----- Material for this task

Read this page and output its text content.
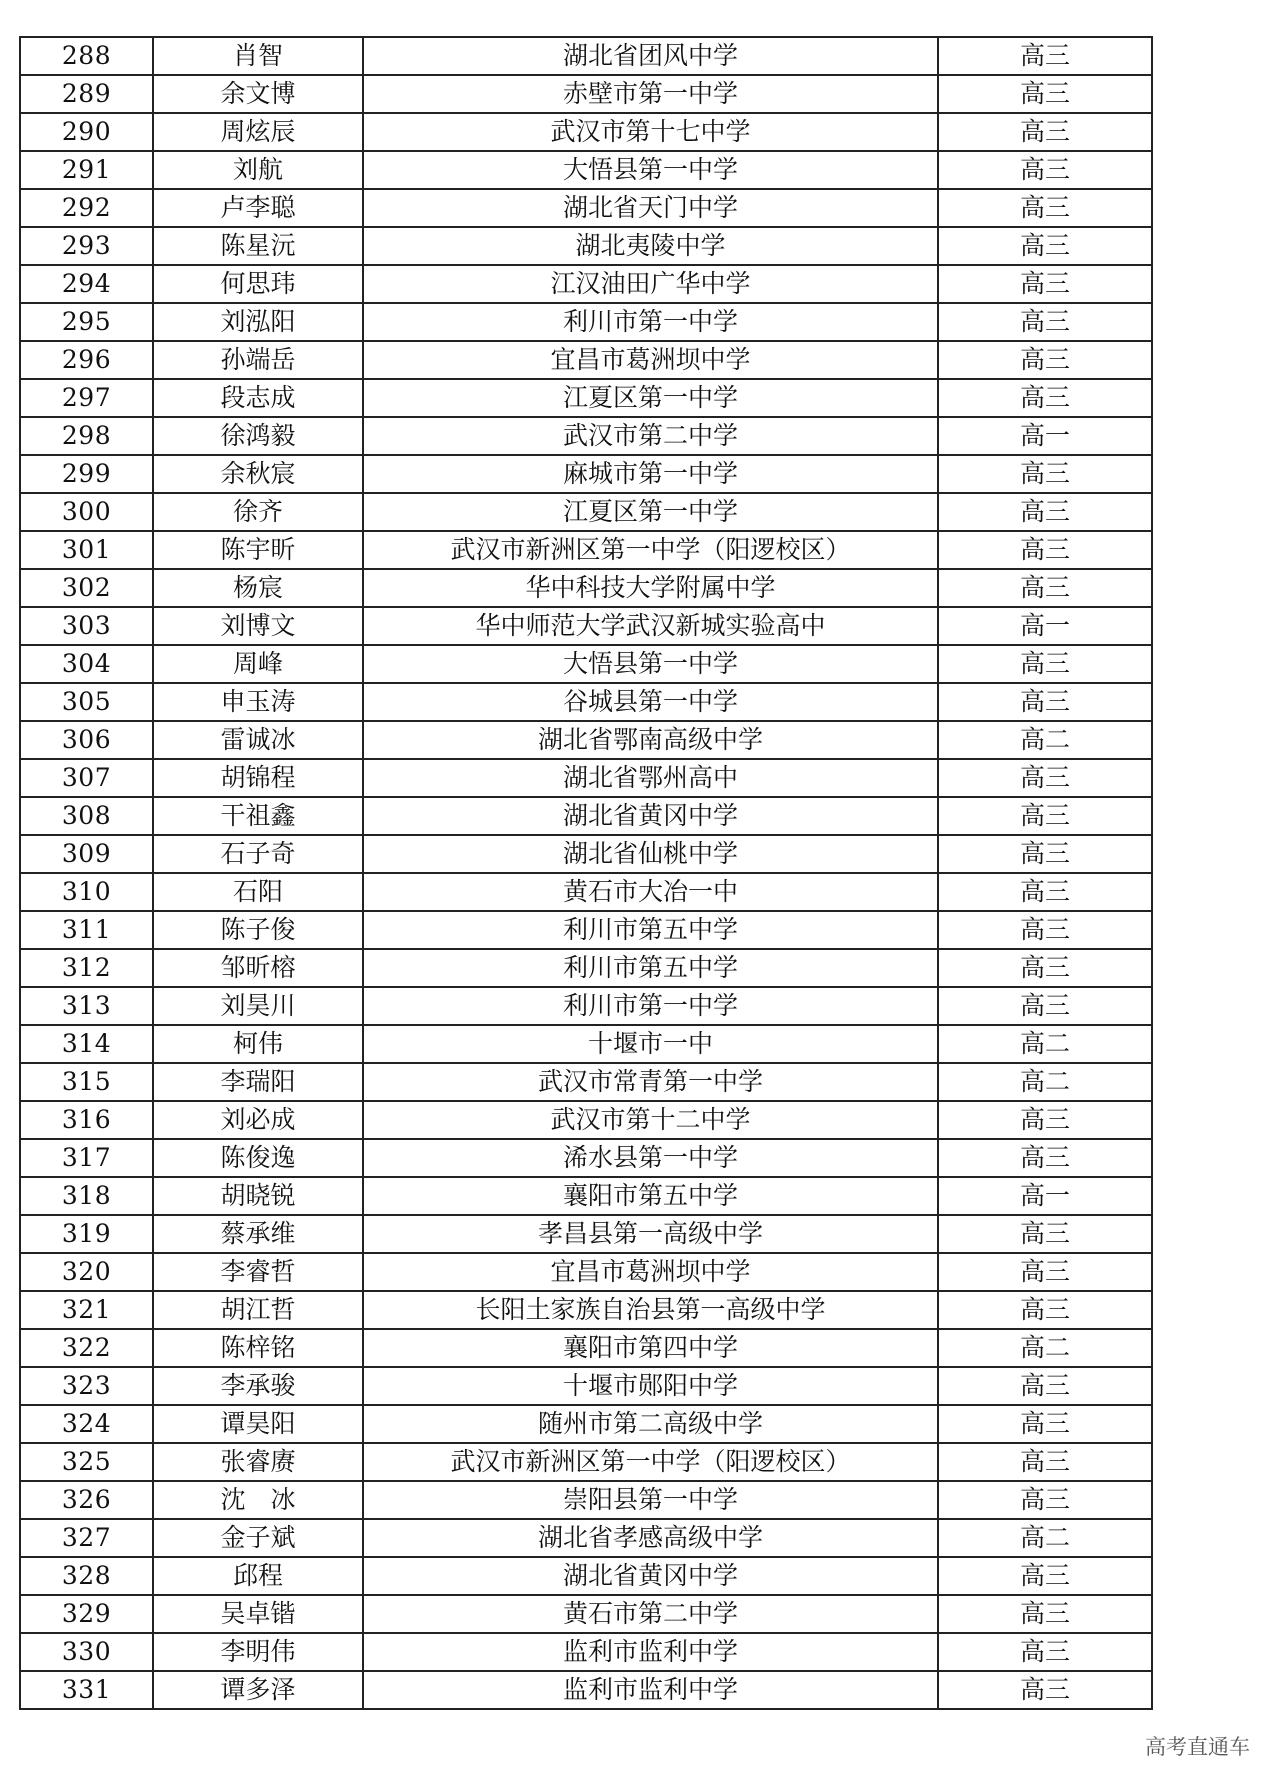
288	肖智	湖北省团风中学	高三
289	余文博	赤壁市第一中学	高三
290	周炫辰	武汉市第十七中学	高三
291	刘航	大悟县第一中学	高三
292	卢李聪	湖北省天门中学	高三
293	陈星沅	湖北夷陵中学	高三
294	何思玮	江汉油田广华中学	高三
295	刘泓阳	利川市第一中学	高三
296	孙端岳	宜昌市葛洲坝中学	高三
297	段志成	江夏区第一中学	高三
298	徐鸿毅	武汉市第二中学	高一
299	余秋宸	麻城市第一中学	高三
300	徐齐	江夏区第一中学	高三
301	陈宇昕	武汉市新洲区第一中学（阳逻校区）	高三
302	杨宸	华中科技大学附属中学	高三
303	刘博文	华中师范大学武汉新城实验高中	高一
304	周峰	大悟县第一中学	高三
305	申玉涛	谷城县第一中学	高三
306	雷诚冰	湖北省鄂南高级中学	高二
307	胡锦程	湖北省鄂州高中	高三
308	干祖鑫	湖北省黄冈中学	高三
309	石子奇	湖北省仙桃中学	高三
310	石阳	黄石市大冶一中	高三
311	陈子俊	利川市第五中学	高三
312	邹昕榕	利川市第五中学	高三
313	刘昊川	利川市第一中学	高三
314	柯伟	十堰市一中	高二
315	李瑞阳	武汉市常青第一中学	高二
316	刘必成	武汉市第十二中学	高三
317	陈俊逸	浠水县第一中学	高三
318	胡晓锐	襄阳市第五中学	高一
319	蔡承维	孝昌县第一高级中学	高三
320	李睿哲	宜昌市葛洲坝中学	高三
321	胡江哲	长阳土家族自治县第一高级中学	高三
322	陈梓铭	襄阳市第四中学	高二
323	李承骏	十堰市郧阳中学	高三
324	谭昊阳	随州市第二高级中学	高三
325	张睿赓	武汉市新洲区第一中学（阳逻校区）	高三
326	沈　冰	崇阳县第一中学	高三
327	金子斌	湖北省孝感高级中学	高二
328	邱程	湖北省黄冈中学	高三
329	吴卓锴	黄石市第二中学	高三
330	李明伟	监利市监利中学	高三
331	谭多泽	监利市监利中学	高三
高考直通车
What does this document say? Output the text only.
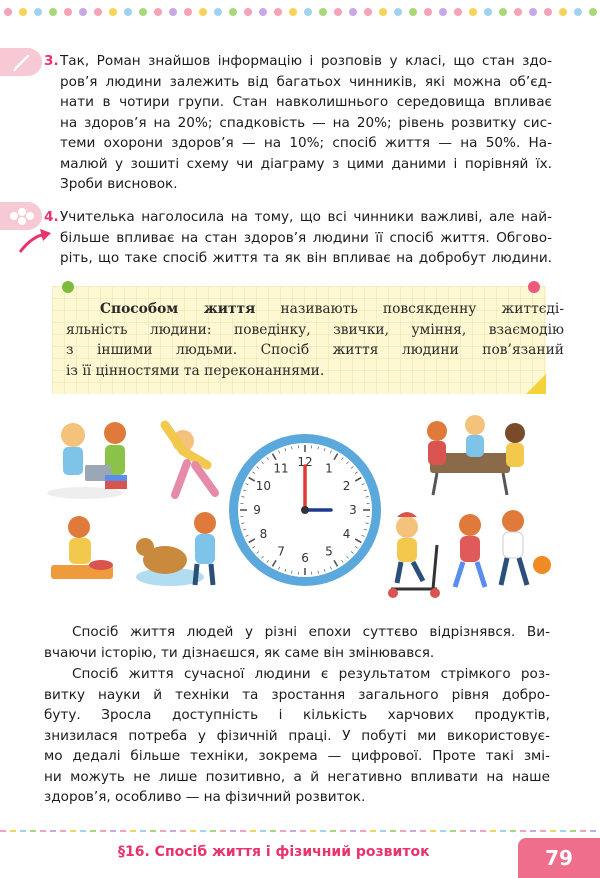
3. Так, Роман знайшов інформацію і розповів у класі, що стан здо-
ров’я людини залежить від багатьох чинників, які можна об’єд-
нати в чотири групи. Стан навколишнього середовища впливає
на здоров’я на 20%; спадковість — на 20%; рівень розвитку сис-
теми охорони здоров’я — на 10%; спосіб життя — на 50%. На-
малюй у зошиті схему чи діаграму з цими даними і порівняй їх.
Зроби висновок.
4. Учителька наголосила на тому, що всі чинники важливі, але най-
більше впливає на стан здоров’я людини її спосіб життя. Обгово-
ріть, що таке спосіб життя та як він впливає на добробут людини.
Способом життя називають повсякденну життєді-
яльність людини: поведінку, звички, уміння, взаємодію
з іншими людьми. Спосіб життя людини пов’язаний
із її цінностями та переконаннями.
12 1
2
3
4
5
6
7
8
9
10
11
Спосіб життя людей у різні епохи суттєво відрізнявся. Ви-
вчаючи історію, ти дізнаєшся, як саме він змінювався.
Спосіб життя сучасної людини є результатом стрімкого роз-
витку науки й техніки та зростання загального рівня добро-
буту. Зросла доступність і кількість харчових продуктів,
знизилася потреба у фізичній праці. У побуті ми використовує-
мо дедалі більше техніки, зокрема — цифрової. Проте такі змі-
ни можуть не лише позитивно, а й негативно впливати на наше
здоров’я, особливо — на фізичний розвиток.
§16. Спосіб життя і фізичний розвиток	79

----------

- **Task to carry out**: Write out the entries again, exactly as given, skipping any images.

- **Answer to this problem**:
Read this page and output its text content.
288	肖智	湖北省团风中学	高三
289	余文博	赤壁市第一中学	高三
290	周炫辰	武汉市第十七中学	高三
291	刘航	大悟县第一中学	高三
292	卢李聪	湖北省天门中学	高三
293	陈星沅	湖北夷陵中学	高三
294	何思玮	江汉油田广华中学	高三
295	刘泓阳	利川市第一中学	高三
296	孙端岳	宜昌市葛洲坝中学	高三
297	段志成	江夏区第一中学	高三
298	徐鸿毅	武汉市第二中学	高一
299	余秋宸	麻城市第一中学	高三
300	徐齐	江夏区第一中学	高三
301	陈宇昕	武汉市新洲区第一中学（阳逻校区）	高三
302	杨宸	华中科技大学附属中学	高三
303	刘博文	华中师范大学武汉新城实验高中	高一
304	周峰	大悟县第一中学	高三
305	申玉涛	谷城县第一中学	高三
306	雷诚冰	湖北省鄂南高级中学	高二
307	胡锦程	湖北省鄂州高中	高三
308	干祖鑫	湖北省黄冈中学	高三
309	石子奇	湖北省仙桃中学	高三
310	石阳	黄石市大冶一中	高三
311	陈子俊	利川市第五中学	高三
312	邹昕榕	利川市第五中学	高三
313	刘昊川	利川市第一中学	高三
314	柯伟	十堰市一中	高二
315	李瑞阳	武汉市常青第一中学	高二
316	刘必成	武汉市第十二中学	高三
317	陈俊逸	浠水县第一中学	高三
318	胡晓锐	襄阳市第五中学	高一
319	蔡承维	孝昌县第一高级中学	高三
320	李睿哲	宜昌市葛洲坝中学	高三
321	胡江哲	长阳土家族自治县第一高级中学	高三
322	陈梓铭	襄阳市第四中学	高二
323	李承骏	十堰市郧阳中学	高三
324	谭昊阳	随州市第二高级中学	高三
325	张睿赓	武汉市新洲区第一中学（阳逻校区）	高三
326	沈　冰	崇阳县第一中学	高三
327	金子斌	湖北省孝感高级中学	高二
328	邱程	湖北省黄冈中学	高三
329	吴卓锴	黄石市第二中学	高三
330	李明伟	监利市监利中学	高三
331	谭多泽	监利市监利中学	高三
高考直通车
What does this document say? Output the text only.
3. Так, Роман знайшов інформацію і розповів у класі, що стан здо-
ров’я людини залежить від багатьох чинників, які можна об’єд-
нати в чотири групи. Стан навколишнього середовища впливає
на здоров’я на 20%; спадковість — на 20%; рівень розвитку сис-
теми охорони здоров’я — на 10%; спосіб життя — на 50%. На-
малюй у зошиті схему чи діаграму з цими даними і порівняй їх.
Зроби висновок.
4. Учителька наголосила на тому, що всі чинники важливі, але най-
більше впливає на стан здоров’я людини її спосіб життя. Обгово-
ріть, що таке спосіб життя та як він впливає на добробут людини.
Способом життя називають повсякденну життєді-
яльність людини: поведінку, звички, уміння, взаємодію
з іншими людьми. Спосіб життя людини пов’язаний
із її цінностями та переконаннями.
12 1
2
3
4
5
6
7
8
9
10
11
Спосіб життя людей у різні епохи суттєво відрізнявся. Ви-
вчаючи історію, ти дізнаєшся, як саме він змінювався.
Спосіб життя сучасної людини є результатом стрімкого роз-
витку науки й техніки та зростання загального рівня добро-
буту. Зросла доступність і кількість харчових продуктів,
знизилася потреба у фізичній праці. У побуті ми використовує-
мо дедалі більше техніки, зокрема — цифрової. Проте такі змі-
ни можуть не лише позитивно, а й негативно впливати на наше
здоров’я, особливо — на фізичний розвиток.
§16. Спосіб життя і фізичний розвиток	79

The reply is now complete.